» **Given request**
All of the data needs to be repeated exactly.

-- START OF Data --

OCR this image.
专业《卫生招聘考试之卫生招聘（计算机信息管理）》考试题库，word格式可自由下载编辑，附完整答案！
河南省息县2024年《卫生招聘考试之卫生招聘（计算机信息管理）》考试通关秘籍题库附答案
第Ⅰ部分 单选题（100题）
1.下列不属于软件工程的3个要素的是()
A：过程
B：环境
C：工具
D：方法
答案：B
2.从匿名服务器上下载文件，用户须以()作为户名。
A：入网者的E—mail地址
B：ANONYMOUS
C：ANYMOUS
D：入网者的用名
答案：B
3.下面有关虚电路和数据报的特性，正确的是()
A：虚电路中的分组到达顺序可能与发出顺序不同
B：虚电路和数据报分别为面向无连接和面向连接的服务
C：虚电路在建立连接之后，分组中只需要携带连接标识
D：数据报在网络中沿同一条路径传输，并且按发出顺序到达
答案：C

-- END OF Data --

» **Answer in full**
OCR this image.
专业《卫生招聘考试之卫生招聘（计算机信息管理）》考试题库，word格式可自由下载编辑，附完整答案！
河南省息县2024年《卫生招聘考试之卫生招聘（计算机信息管理）》考试通关秘籍题库附答案
第Ⅰ部分 单选题（100题）
1.下列不属于软件工程的3个要素的是()
A：过程
B：环境
C：工具
D：方法
答案：B
2.从匿名服务器上下载文件，用户须以()作为户名。
A：入网者的E—mail地址
B：ANONYMOUS
C：ANYMOUS
D：入网者的用名
答案：B
3.下面有关虚电路和数据报的特性，正确的是()
A：虚电路中的分组到达顺序可能与发出顺序不同
B：虚电路和数据报分别为面向无连接和面向连接的服务
C：虚电路在建立连接之后，分组中只需要携带连接标识
D：数据报在网络中沿同一条路径传输，并且按发出顺序到达
答案：C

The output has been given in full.